What you need to do:
From the listing below, select every line where the word "Emotionen" appears.

Material supplied:
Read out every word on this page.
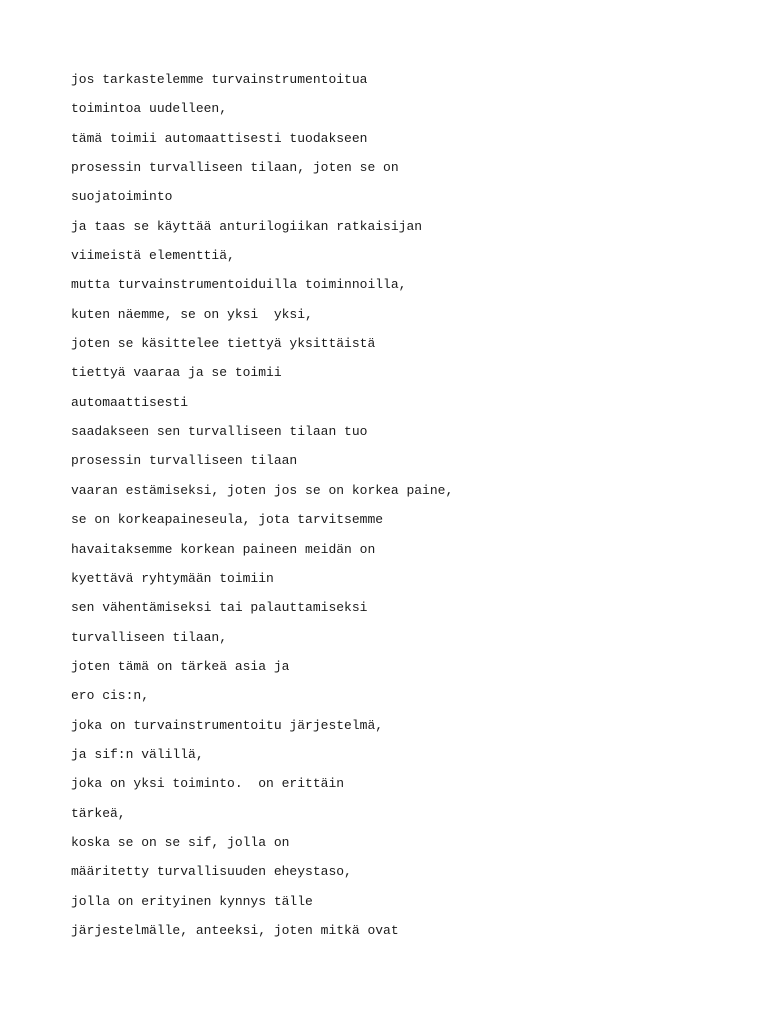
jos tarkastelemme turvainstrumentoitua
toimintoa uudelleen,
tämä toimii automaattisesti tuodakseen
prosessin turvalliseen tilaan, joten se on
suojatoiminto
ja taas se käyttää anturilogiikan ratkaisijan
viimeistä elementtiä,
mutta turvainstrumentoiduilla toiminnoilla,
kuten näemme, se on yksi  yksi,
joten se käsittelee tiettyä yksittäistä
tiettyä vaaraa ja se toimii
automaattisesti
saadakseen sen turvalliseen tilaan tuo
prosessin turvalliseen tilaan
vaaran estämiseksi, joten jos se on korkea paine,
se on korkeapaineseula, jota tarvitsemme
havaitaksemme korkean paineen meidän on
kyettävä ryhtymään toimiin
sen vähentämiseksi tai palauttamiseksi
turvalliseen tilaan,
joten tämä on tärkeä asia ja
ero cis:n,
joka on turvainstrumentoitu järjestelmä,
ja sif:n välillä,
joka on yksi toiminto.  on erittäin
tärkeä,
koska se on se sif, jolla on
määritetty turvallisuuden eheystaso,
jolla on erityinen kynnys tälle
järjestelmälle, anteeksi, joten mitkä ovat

...

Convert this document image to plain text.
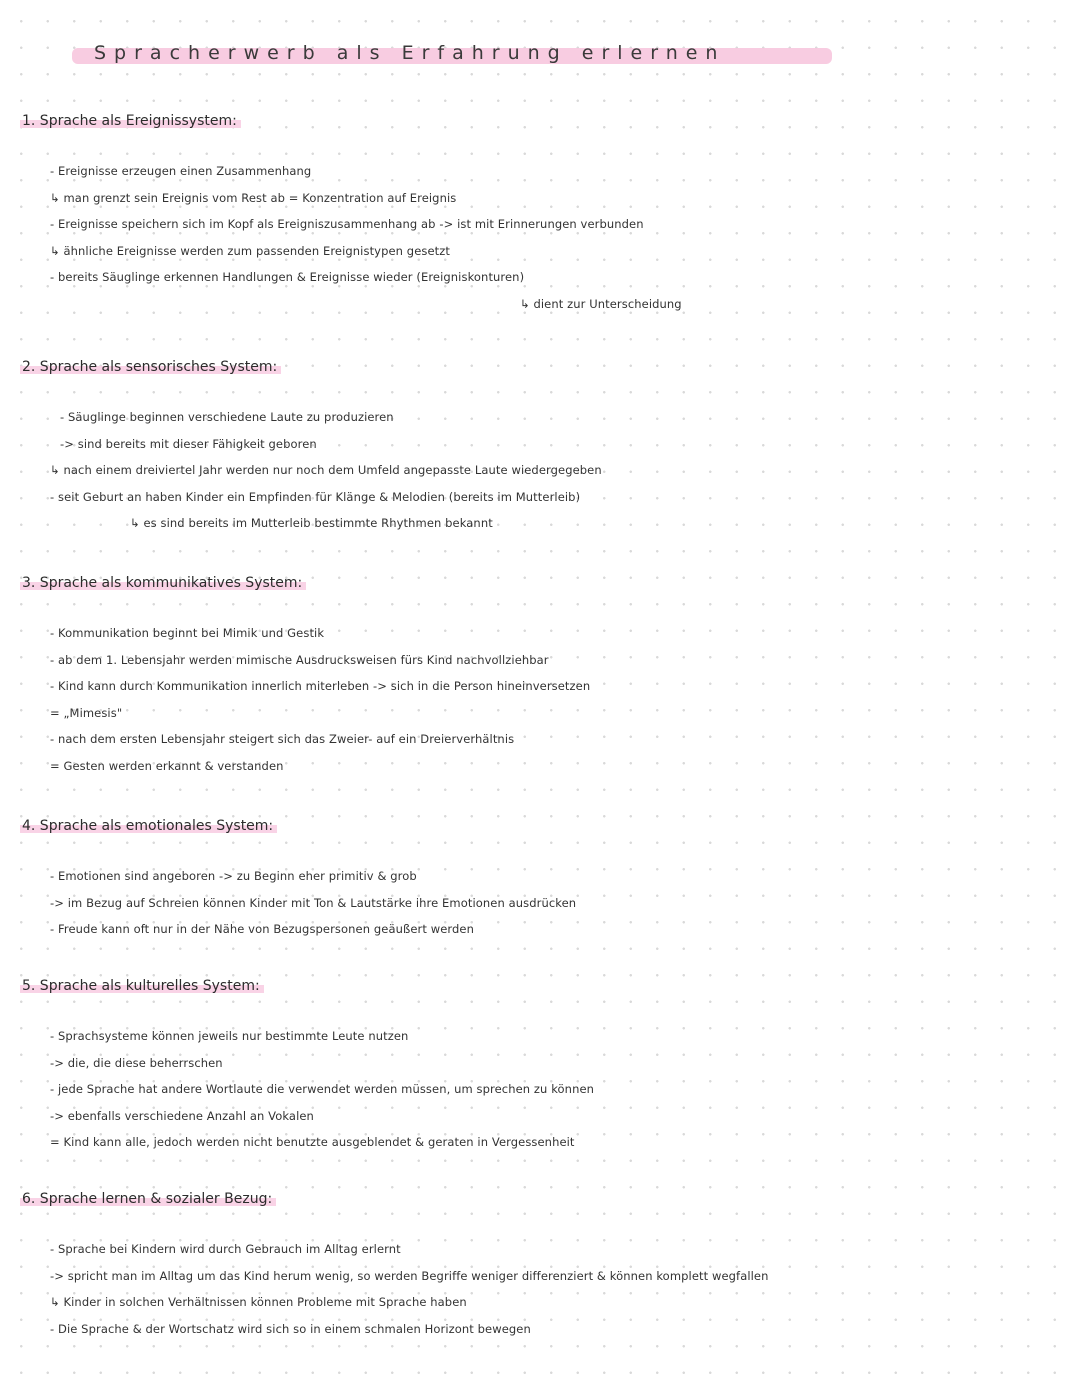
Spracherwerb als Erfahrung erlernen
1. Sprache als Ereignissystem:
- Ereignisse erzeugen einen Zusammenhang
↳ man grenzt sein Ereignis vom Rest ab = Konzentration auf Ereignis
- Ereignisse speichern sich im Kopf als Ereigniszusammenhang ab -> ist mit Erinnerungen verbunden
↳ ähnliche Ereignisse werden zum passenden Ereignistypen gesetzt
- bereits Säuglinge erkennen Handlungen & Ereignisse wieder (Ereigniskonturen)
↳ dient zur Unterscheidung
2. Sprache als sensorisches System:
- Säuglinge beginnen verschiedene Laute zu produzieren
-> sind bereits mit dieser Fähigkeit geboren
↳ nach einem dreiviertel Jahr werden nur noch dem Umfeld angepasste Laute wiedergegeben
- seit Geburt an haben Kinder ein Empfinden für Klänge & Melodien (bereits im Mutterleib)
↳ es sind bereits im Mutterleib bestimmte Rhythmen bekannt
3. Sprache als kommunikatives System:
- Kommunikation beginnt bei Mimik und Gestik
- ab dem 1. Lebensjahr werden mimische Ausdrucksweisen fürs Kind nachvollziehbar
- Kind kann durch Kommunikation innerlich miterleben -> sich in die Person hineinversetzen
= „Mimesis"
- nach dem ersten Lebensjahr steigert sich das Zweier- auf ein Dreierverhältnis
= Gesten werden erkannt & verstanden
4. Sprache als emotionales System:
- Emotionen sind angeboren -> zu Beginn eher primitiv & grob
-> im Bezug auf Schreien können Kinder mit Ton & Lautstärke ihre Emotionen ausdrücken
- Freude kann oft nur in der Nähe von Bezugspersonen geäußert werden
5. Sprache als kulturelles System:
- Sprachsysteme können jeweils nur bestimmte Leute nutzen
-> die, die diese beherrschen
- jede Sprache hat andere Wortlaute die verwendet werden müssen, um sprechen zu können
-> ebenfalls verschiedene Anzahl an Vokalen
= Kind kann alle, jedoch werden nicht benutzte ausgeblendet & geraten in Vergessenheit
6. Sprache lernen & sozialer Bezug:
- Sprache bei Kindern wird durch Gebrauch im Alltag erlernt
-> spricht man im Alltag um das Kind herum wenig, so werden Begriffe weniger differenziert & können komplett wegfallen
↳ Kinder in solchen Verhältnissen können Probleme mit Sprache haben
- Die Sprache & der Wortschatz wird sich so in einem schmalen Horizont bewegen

Output for this task:
- Emotionen sind angeboren -> zu Beginn eher primitiv & grob
-> im Bezug auf Schreien können Kinder mit Ton & Lautstärke ihre Emotionen ausdrücken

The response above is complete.